[Begin Exercise material]
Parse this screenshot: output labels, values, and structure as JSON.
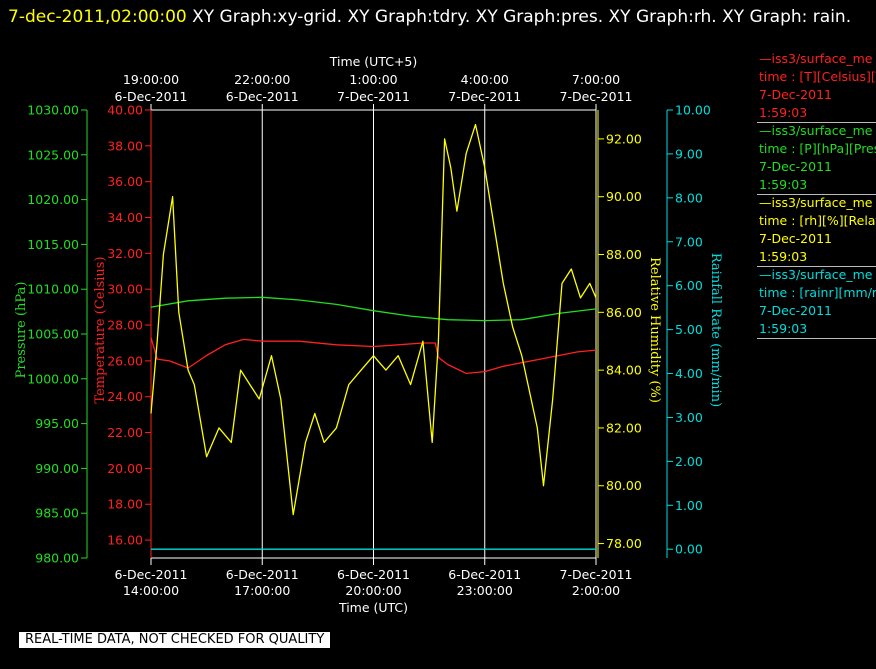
{
  "title": {
    "time": "7-dec-2011,02:00:00",
    "graphs": "XY Graph:xy-grid.  XY Graph:tdry.  XY Graph:pres.  XY Graph:rh.  XY Graph: rain."
  },
  "colors": {
    "temperature": "#ff2020",
    "pressure": "#22dd22",
    "humidity": "#ffff00",
    "rain": "#00dddd",
    "axis": "#ffffff",
    "grid": "#ffffff"
  },
  "banner": "REAL-TIME DATA, NOT CHECKED FOR QUALITY",
  "legend": [
    {
      "color": "#ff2020",
      "lines": [
        "—iss3/surface_me",
        "time : [T][Celsius][T",
        "7-Dec-2011",
        "1:59:03"
      ]
    },
    {
      "color": "#22dd22",
      "lines": [
        "—iss3/surface_me",
        "time : [P][hPa][Press",
        "7-Dec-2011",
        "1:59:03"
      ]
    },
    {
      "color": "#ffff00",
      "lines": [
        "—iss3/surface_me",
        "time : [rh][%][Relati",
        "7-Dec-2011",
        "1:59:03"
      ]
    },
    {
      "color": "#00dddd",
      "lines": [
        "—iss3/surface_me",
        "time : [rainr][mm/mi",
        "7-Dec-2011",
        "1:59:03"
      ]
    }
  ],
  "chart_data": {
    "type": "line",
    "x_axis_bottom": {
      "label": "Time (UTC)",
      "range": [
        "2011-12-06 14:00",
        "2011-12-07 02:00"
      ],
      "ticks": [
        {
          "x": "2011-12-06 14:00",
          "line1": "6-Dec-2011",
          "line2": "14:00:00"
        },
        {
          "x": "2011-12-06 17:00",
          "line1": "6-Dec-2011",
          "line2": "17:00:00"
        },
        {
          "x": "2011-12-06 20:00",
          "line1": "6-Dec-2011",
          "line2": "20:00:00"
        },
        {
          "x": "2011-12-06 23:00",
          "line1": "6-Dec-2011",
          "line2": "23:00:00"
        },
        {
          "x": "2011-12-07 02:00",
          "line1": "7-Dec-2011",
          "line2": "2:00:00"
        }
      ]
    },
    "x_axis_top": {
      "label": "Time (UTC+5)",
      "ticks": [
        {
          "x": "2011-12-06 14:00",
          "line1": "19:00:00",
          "line2": "6-Dec-2011"
        },
        {
          "x": "2011-12-06 17:00",
          "line1": "22:00:00",
          "line2": "6-Dec-2011"
        },
        {
          "x": "2011-12-06 20:00",
          "line1": "1:00:00",
          "line2": "7-Dec-2011"
        },
        {
          "x": "2011-12-06 23:00",
          "line1": "4:00:00",
          "line2": "7-Dec-2011"
        },
        {
          "x": "2011-12-07 02:00",
          "line1": "7:00:00",
          "line2": "7-Dec-2011"
        }
      ]
    },
    "grid": true,
    "y_axes": [
      {
        "key": "pressure",
        "label": "Pressure (hPa)",
        "range": [
          980,
          1030
        ],
        "ticks": [
          "980.00",
          "985.00",
          "990.00",
          "995.00",
          "1000.00",
          "1005.00",
          "1010.00",
          "1015.00",
          "1020.00",
          "1025.00",
          "1030.00"
        ]
      },
      {
        "key": "temperature",
        "label": "Temperature (Celsius)",
        "range": [
          15,
          40
        ],
        "ticks": [
          "16.00",
          "18.00",
          "20.00",
          "22.00",
          "24.00",
          "26.00",
          "28.00",
          "30.00",
          "32.00",
          "34.00",
          "36.00",
          "38.00",
          "40.00"
        ]
      },
      {
        "key": "humidity",
        "label": "Relative Humidity (%)",
        "range": [
          77.5,
          93
        ],
        "ticks": [
          "78.00",
          "80.00",
          "82.00",
          "84.00",
          "86.00",
          "88.00",
          "90.00",
          "92.00"
        ]
      },
      {
        "key": "rain",
        "label": "Rainfall Rate (mm/min)",
        "range": [
          -0.2,
          10
        ],
        "ticks": [
          "0.00",
          "1.00",
          "2.00",
          "3.00",
          "4.00",
          "5.00",
          "6.00",
          "7.00",
          "8.00",
          "9.00",
          "10.00"
        ]
      }
    ],
    "series": [
      {
        "key": "temperature",
        "x": [
          "2011-12-06 14:00",
          "2011-12-06 14:10",
          "2011-12-06 14:30",
          "2011-12-06 15:00",
          "2011-12-06 15:30",
          "2011-12-06 16:00",
          "2011-12-06 16:30",
          "2011-12-06 17:00",
          "2011-12-06 18:00",
          "2011-12-06 19:00",
          "2011-12-06 20:00",
          "2011-12-06 20:40",
          "2011-12-06 21:20",
          "2011-12-06 21:40",
          "2011-12-06 21:45",
          "2011-12-06 22:00",
          "2011-12-06 22:30",
          "2011-12-06 23:00",
          "2011-12-06 23:30",
          "2011-12-07 00:00",
          "2011-12-07 00:30",
          "2011-12-07 01:00",
          "2011-12-07 01:30",
          "2011-12-07 02:00"
        ],
        "y": [
          27.3,
          26.1,
          26.0,
          25.6,
          26.3,
          26.9,
          27.2,
          27.1,
          27.1,
          26.9,
          26.8,
          26.9,
          27.0,
          27.0,
          26.2,
          25.8,
          25.3,
          25.4,
          25.7,
          25.9,
          26.1,
          26.3,
          26.5,
          26.6
        ]
      },
      {
        "key": "pressure",
        "x": [
          "2011-12-06 14:00",
          "2011-12-06 15:00",
          "2011-12-06 16:00",
          "2011-12-06 17:00",
          "2011-12-06 18:00",
          "2011-12-06 19:00",
          "2011-12-06 20:00",
          "2011-12-06 21:00",
          "2011-12-06 22:00",
          "2011-12-06 23:00",
          "2011-12-07 00:00",
          "2011-12-07 01:00",
          "2011-12-07 02:00"
        ],
        "y": [
          1008.0,
          1008.7,
          1009.0,
          1009.1,
          1008.8,
          1008.3,
          1007.6,
          1007.0,
          1006.6,
          1006.5,
          1006.6,
          1007.3,
          1007.8
        ]
      },
      {
        "key": "humidity",
        "x": [
          "2011-12-06 14:00",
          "2011-12-06 14:10",
          "2011-12-06 14:20",
          "2011-12-06 14:35",
          "2011-12-06 14:45",
          "2011-12-06 15:00",
          "2011-12-06 15:10",
          "2011-12-06 15:30",
          "2011-12-06 15:50",
          "2011-12-06 16:10",
          "2011-12-06 16:25",
          "2011-12-06 16:40",
          "2011-12-06 16:55",
          "2011-12-06 17:15",
          "2011-12-06 17:30",
          "2011-12-06 17:50",
          "2011-12-06 18:10",
          "2011-12-06 18:25",
          "2011-12-06 18:40",
          "2011-12-06 19:00",
          "2011-12-06 19:20",
          "2011-12-06 19:40",
          "2011-12-06 20:00",
          "2011-12-06 20:20",
          "2011-12-06 20:40",
          "2011-12-06 21:00",
          "2011-12-06 21:20",
          "2011-12-06 21:35",
          "2011-12-06 21:45",
          "2011-12-06 21:55",
          "2011-12-06 22:05",
          "2011-12-06 22:15",
          "2011-12-06 22:30",
          "2011-12-06 22:45",
          "2011-12-06 23:00",
          "2011-12-06 23:15",
          "2011-12-06 23:30",
          "2011-12-06 23:45",
          "2011-12-07 00:00",
          "2011-12-07 00:15",
          "2011-12-07 00:25",
          "2011-12-07 00:35",
          "2011-12-07 00:50",
          "2011-12-07 01:05",
          "2011-12-07 01:20",
          "2011-12-07 01:35",
          "2011-12-07 01:50",
          "2011-12-07 02:00"
        ],
        "y": [
          82.5,
          85.0,
          88.0,
          90.0,
          86.0,
          84.0,
          83.5,
          81.0,
          82.0,
          81.5,
          84.0,
          83.5,
          83.0,
          84.5,
          83.0,
          79.0,
          81.5,
          82.5,
          81.5,
          82.0,
          83.5,
          84.0,
          84.5,
          84.0,
          84.5,
          83.5,
          85.0,
          81.5,
          85.0,
          92.0,
          91.0,
          89.5,
          91.5,
          92.5,
          91.0,
          89.0,
          87.0,
          85.5,
          84.5,
          83.0,
          82.0,
          80.0,
          83.0,
          87.0,
          87.5,
          86.5,
          87.0,
          86.5
        ]
      },
      {
        "key": "rain",
        "x": [
          "2011-12-06 14:00",
          "2011-12-07 02:00"
        ],
        "y": [
          0.0,
          0.0
        ]
      }
    ]
  }
}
[End Exercise material]
Description of the task: Find all the lines containing "grid" in the material, then copy them.

Solution below:
    "graphs": "XY Graph:xy-grid.  XY Graph:tdry.  XY Graph:pres.  XY Graph:rh.  XY Graph: rain."
    "grid": "#ffffff"
    "grid": true,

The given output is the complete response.